Job :: Images are not part of the copy; write out the rest of the data exactly as given.

Information provided ::
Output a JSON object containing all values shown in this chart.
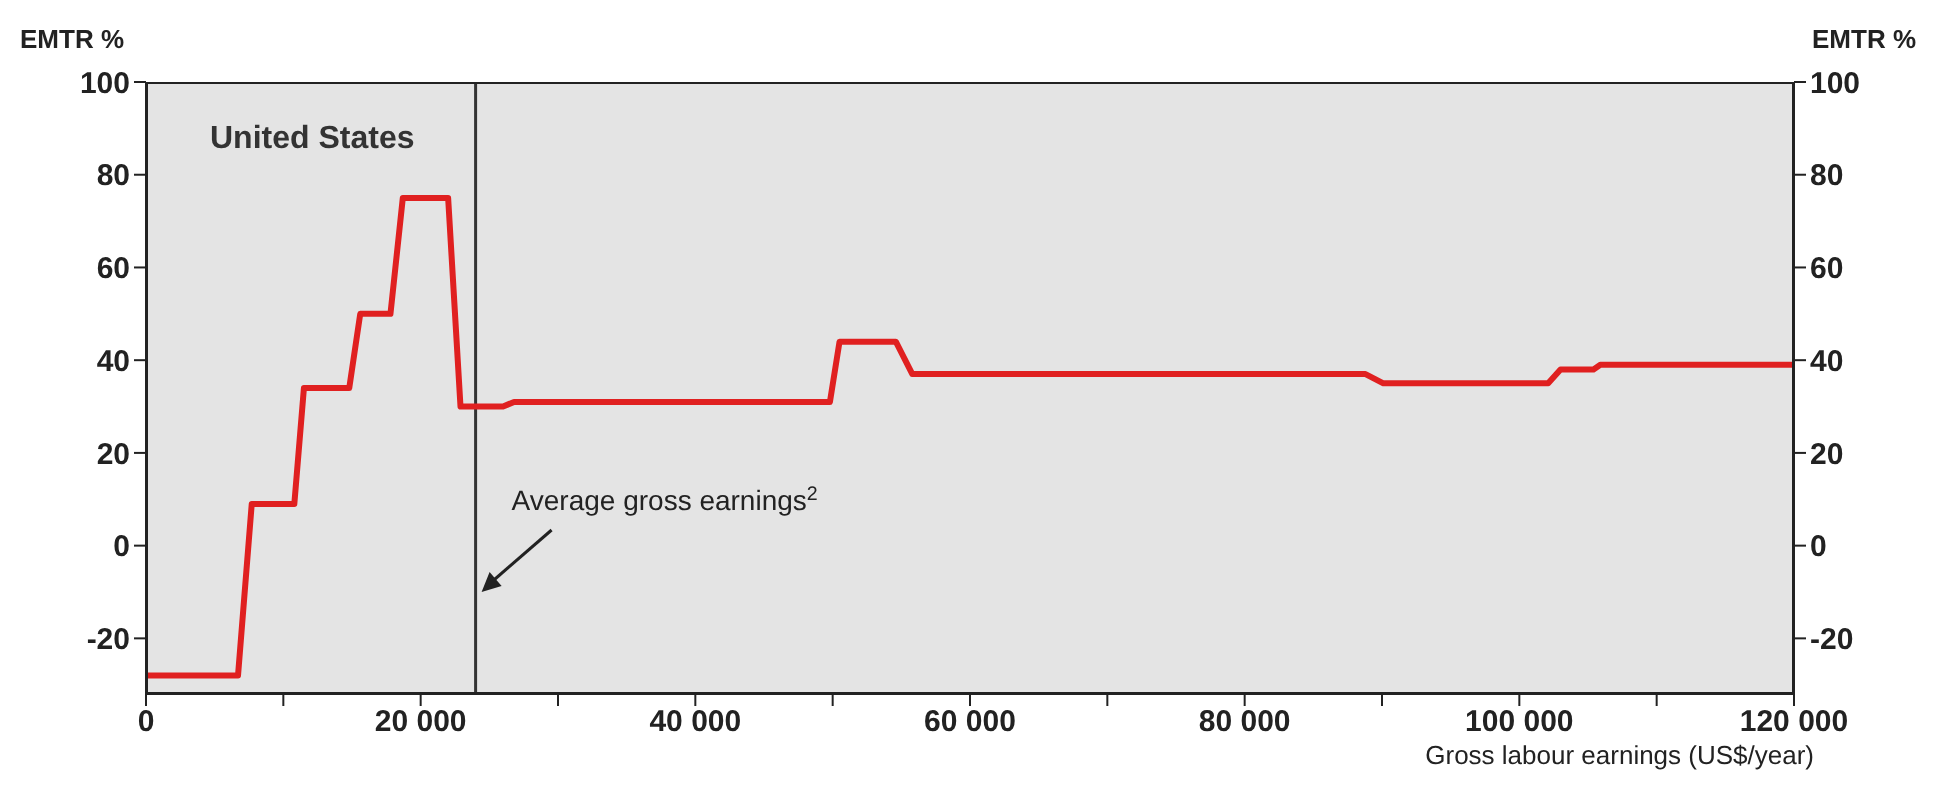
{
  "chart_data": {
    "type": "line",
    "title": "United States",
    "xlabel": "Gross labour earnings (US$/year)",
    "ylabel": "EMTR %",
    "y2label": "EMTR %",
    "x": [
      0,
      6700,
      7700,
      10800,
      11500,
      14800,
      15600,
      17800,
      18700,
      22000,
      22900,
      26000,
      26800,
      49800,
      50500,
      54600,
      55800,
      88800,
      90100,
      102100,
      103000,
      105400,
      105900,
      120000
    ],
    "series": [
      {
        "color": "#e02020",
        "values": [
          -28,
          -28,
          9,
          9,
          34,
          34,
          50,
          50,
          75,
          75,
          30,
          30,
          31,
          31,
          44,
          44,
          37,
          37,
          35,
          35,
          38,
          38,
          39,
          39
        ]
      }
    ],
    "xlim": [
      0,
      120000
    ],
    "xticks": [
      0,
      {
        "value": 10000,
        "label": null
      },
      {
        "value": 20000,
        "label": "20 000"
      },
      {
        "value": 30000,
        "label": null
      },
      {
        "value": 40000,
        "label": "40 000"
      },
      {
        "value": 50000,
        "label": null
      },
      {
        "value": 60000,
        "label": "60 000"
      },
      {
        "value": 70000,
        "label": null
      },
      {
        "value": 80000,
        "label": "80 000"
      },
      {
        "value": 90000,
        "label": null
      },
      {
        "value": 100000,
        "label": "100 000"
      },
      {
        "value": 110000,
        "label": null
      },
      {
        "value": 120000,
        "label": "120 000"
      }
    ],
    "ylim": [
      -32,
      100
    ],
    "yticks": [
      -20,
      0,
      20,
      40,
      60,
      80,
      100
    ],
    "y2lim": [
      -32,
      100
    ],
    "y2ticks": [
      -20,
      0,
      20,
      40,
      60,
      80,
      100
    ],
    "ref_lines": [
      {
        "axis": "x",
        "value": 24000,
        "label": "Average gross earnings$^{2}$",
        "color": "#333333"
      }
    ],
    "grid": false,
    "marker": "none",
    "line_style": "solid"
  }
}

Response for this exercise ::
Output a JSON object containing all values shown in this chart.
{
  "chart_data": {
    "type": "line",
    "title": "United States",
    "xlabel": "Gross labour earnings (US$/year)",
    "ylabel": "EMTR %",
    "y2label": "EMTR %",
    "x": [
      0,
      6700,
      7700,
      10800,
      11500,
      14800,
      15600,
      17800,
      18700,
      22000,
      22900,
      26000,
      26800,
      49800,
      50500,
      54600,
      55800,
      88800,
      90100,
      102100,
      103000,
      105400,
      105900,
      120000
    ],
    "series": [
      {
        "color": "#e02020",
        "values": [
          -28,
          -28,
          9,
          9,
          34,
          34,
          50,
          50,
          75,
          75,
          30,
          30,
          31,
          31,
          44,
          44,
          37,
          37,
          35,
          35,
          38,
          38,
          39,
          39
        ]
      }
    ],
    "xlim": [
      0,
      120000
    ],
    "xticks": [
      0,
      {
        "value": 10000,
        "label": null
      },
      {
        "value": 20000,
        "label": "20 000"
      },
      {
        "value": 30000,
        "label": null
      },
      {
        "value": 40000,
        "label": "40 000"
      },
      {
        "value": 50000,
        "label": null
      },
      {
        "value": 60000,
        "label": "60 000"
      },
      {
        "value": 70000,
        "label": null
      },
      {
        "value": 80000,
        "label": "80 000"
      },
      {
        "value": 90000,
        "label": null
      },
      {
        "value": 100000,
        "label": "100 000"
      },
      {
        "value": 110000,
        "label": null
      },
      {
        "value": 120000,
        "label": "120 000"
      }
    ],
    "ylim": [
      -32,
      100
    ],
    "yticks": [
      -20,
      0,
      20,
      40,
      60,
      80,
      100
    ],
    "y2lim": [
      -32,
      100
    ],
    "y2ticks": [
      -20,
      0,
      20,
      40,
      60,
      80,
      100
    ],
    "ref_lines": [
      {
        "axis": "x",
        "value": 24000,
        "label": "Average gross earnings$^{2}$",
        "color": "#333333"
      }
    ],
    "grid": false,
    "marker": "none",
    "line_style": "solid"
  }
}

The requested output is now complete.